▶ **Set task**: Reproduce every line of the records below, substituting "J kg⁻¹" for each occurrence of "J/kg" and leaving all other text unchanged.

[A block of data]

--- --- ---

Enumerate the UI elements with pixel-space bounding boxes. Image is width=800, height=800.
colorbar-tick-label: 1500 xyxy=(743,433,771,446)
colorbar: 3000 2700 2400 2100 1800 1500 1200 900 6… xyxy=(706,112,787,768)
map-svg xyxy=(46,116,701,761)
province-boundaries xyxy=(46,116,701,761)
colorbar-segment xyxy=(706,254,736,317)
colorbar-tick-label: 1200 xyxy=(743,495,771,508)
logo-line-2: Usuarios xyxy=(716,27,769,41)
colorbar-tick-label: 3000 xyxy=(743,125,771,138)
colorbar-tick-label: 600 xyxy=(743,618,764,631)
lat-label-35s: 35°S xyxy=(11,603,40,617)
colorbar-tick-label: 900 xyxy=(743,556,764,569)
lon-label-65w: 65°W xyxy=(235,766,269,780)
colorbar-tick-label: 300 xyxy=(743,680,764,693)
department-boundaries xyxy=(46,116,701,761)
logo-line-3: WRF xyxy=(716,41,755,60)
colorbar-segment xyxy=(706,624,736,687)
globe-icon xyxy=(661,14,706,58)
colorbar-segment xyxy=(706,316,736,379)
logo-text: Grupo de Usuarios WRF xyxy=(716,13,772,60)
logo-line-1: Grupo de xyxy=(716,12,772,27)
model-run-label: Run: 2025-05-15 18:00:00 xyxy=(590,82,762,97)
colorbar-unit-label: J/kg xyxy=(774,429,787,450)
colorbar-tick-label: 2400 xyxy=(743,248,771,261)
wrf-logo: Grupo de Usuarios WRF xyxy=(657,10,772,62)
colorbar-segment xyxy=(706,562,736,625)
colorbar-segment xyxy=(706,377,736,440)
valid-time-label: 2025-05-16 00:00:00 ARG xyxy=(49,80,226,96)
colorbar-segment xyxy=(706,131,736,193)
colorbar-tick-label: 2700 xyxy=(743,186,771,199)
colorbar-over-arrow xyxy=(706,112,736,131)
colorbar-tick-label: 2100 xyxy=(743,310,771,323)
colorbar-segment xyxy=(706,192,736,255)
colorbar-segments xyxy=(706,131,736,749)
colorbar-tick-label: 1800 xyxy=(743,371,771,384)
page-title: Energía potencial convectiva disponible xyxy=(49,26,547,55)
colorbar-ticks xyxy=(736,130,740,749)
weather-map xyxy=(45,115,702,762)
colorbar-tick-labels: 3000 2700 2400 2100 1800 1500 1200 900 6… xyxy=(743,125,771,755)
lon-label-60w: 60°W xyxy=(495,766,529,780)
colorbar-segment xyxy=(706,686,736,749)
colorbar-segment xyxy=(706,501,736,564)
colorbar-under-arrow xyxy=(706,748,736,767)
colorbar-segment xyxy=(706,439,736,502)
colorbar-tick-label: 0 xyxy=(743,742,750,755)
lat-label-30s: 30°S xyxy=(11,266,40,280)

--- --- ---

▶ **Output**:
Enumerate the UI elements with pixel-space bounding boxes. Image is width=800, height=800.
colorbar-tick-label: 1500 xyxy=(743,433,771,446)
colorbar: 3000 2700 2400 2100 1800 1500 1200 900 6… xyxy=(706,112,787,768)
map-svg xyxy=(46,116,701,761)
province-boundaries xyxy=(46,116,701,761)
colorbar-segment xyxy=(706,254,736,317)
colorbar-tick-label: 1200 xyxy=(743,495,771,508)
logo-line-2: Usuarios xyxy=(716,27,769,41)
colorbar-tick-label: 3000 xyxy=(743,125,771,138)
colorbar-tick-label: 600 xyxy=(743,618,764,631)
lat-label-35s: 35°S xyxy=(11,603,40,617)
colorbar-tick-label: 900 xyxy=(743,556,764,569)
lon-label-65w: 65°W xyxy=(235,766,269,780)
colorbar-tick-label: 300 xyxy=(743,680,764,693)
department-boundaries xyxy=(46,116,701,761)
logo-line-3: WRF xyxy=(716,41,755,60)
colorbar-segment xyxy=(706,624,736,687)
globe-icon xyxy=(661,14,706,58)
colorbar-segment xyxy=(706,316,736,379)
logo-text: Grupo de Usuarios WRF xyxy=(716,13,772,60)
logo-line-1: Grupo de xyxy=(716,12,772,27)
model-run-label: Run: 2025-05-15 18:00:00 xyxy=(590,82,762,97)
colorbar-unit-label: J kg⁻¹ xyxy=(774,429,787,450)
colorbar-tick-label: 2400 xyxy=(743,248,771,261)
wrf-logo: Grupo de Usuarios WRF xyxy=(657,10,772,62)
colorbar-segment xyxy=(706,562,736,625)
colorbar-segment xyxy=(706,377,736,440)
valid-time-label: 2025-05-16 00:00:00 ARG xyxy=(49,80,226,96)
colorbar-segment xyxy=(706,131,736,193)
colorbar-tick-label: 2700 xyxy=(743,186,771,199)
colorbar-over-arrow xyxy=(706,112,736,131)
colorbar-tick-label: 2100 xyxy=(743,310,771,323)
colorbar-segment xyxy=(706,192,736,255)
colorbar-segments xyxy=(706,131,736,749)
colorbar-tick-label: 1800 xyxy=(743,371,771,384)
page-title: Energía potencial convectiva disponible xyxy=(49,26,547,55)
colorbar-ticks xyxy=(736,130,740,749)
weather-map xyxy=(45,115,702,762)
colorbar-tick-labels: 3000 2700 2400 2100 1800 1500 1200 900 6… xyxy=(743,125,771,755)
lon-label-60w: 60°W xyxy=(495,766,529,780)
colorbar-segment xyxy=(706,686,736,749)
colorbar-segment xyxy=(706,501,736,564)
colorbar-under-arrow xyxy=(706,748,736,767)
colorbar-segment xyxy=(706,439,736,502)
colorbar-tick-label: 0 xyxy=(743,742,750,755)
lat-label-30s: 30°S xyxy=(11,266,40,280)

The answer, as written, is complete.